> AIM
Extract every entry word for word. Skip the pictures.

> STORED DATA
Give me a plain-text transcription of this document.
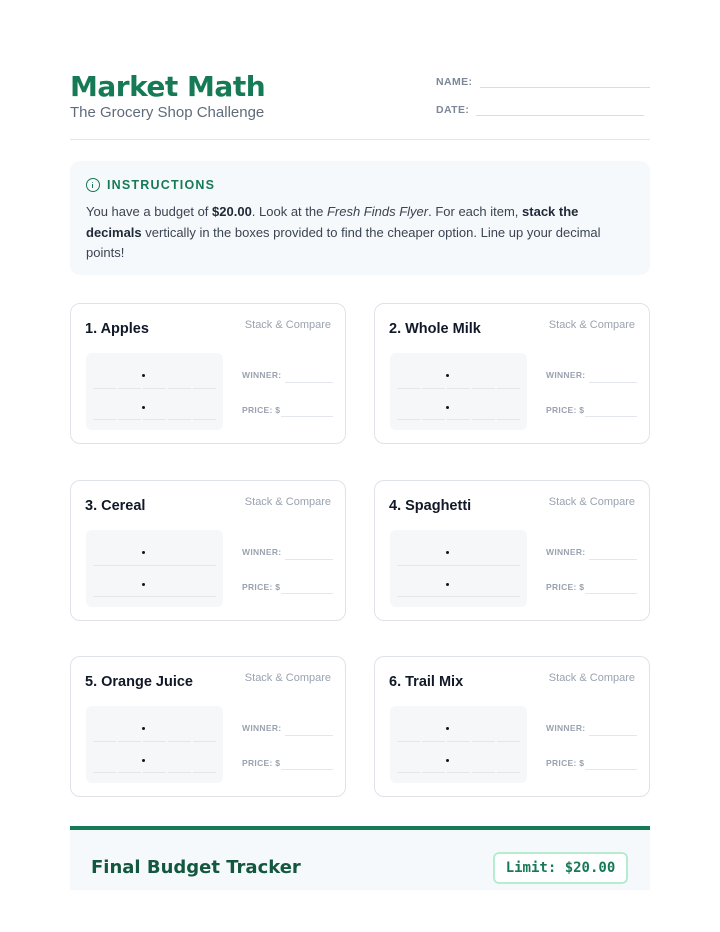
Market Math
The Grocery Shop Challenge
NAME:
DATE:
INSTRUCTIONS

You have a budget of $20.00. Look at the Fresh Finds Flyer. For each item, stack the decimals vertically in the boxes provided to find the cheaper option. Line up your decimal points!

1. Apples	Stack & Compare
WINNER:
PRICE: $
2. Whole Milk	Stack & Compare
WINNER:
PRICE: $
3. Cereal	Stack & Compare
WINNER:
PRICE: $
4. Spaghetti	Stack & Compare
WINNER:
PRICE: $
5. Orange Juice	Stack & Compare
WINNER:
PRICE: $
6. Trail Mix	Stack & Compare
WINNER:
PRICE: $
Final Budget Tracker	Limit: $20.00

> SOLUTION BELOW
Give me a plain-text transcription of this document.
Market Math
The Grocery Shop Challenge
NAME:
DATE:
INSTRUCTIONS

You have a budget of $20.00. Look at the Fresh Finds Flyer. For each item, stack the decimals vertically in the boxes provided to find the cheaper option. Line up your decimal points!

1. Apples	Stack & Compare
WINNER:
PRICE: $
2. Whole Milk	Stack & Compare
WINNER:
PRICE: $
3. Cereal	Stack & Compare
WINNER:
PRICE: $
4. Spaghetti	Stack & Compare
WINNER:
PRICE: $
5. Orange Juice	Stack & Compare
WINNER:
PRICE: $
6. Trail Mix	Stack & Compare
WINNER:
PRICE: $
Final Budget Tracker	Limit: $20.00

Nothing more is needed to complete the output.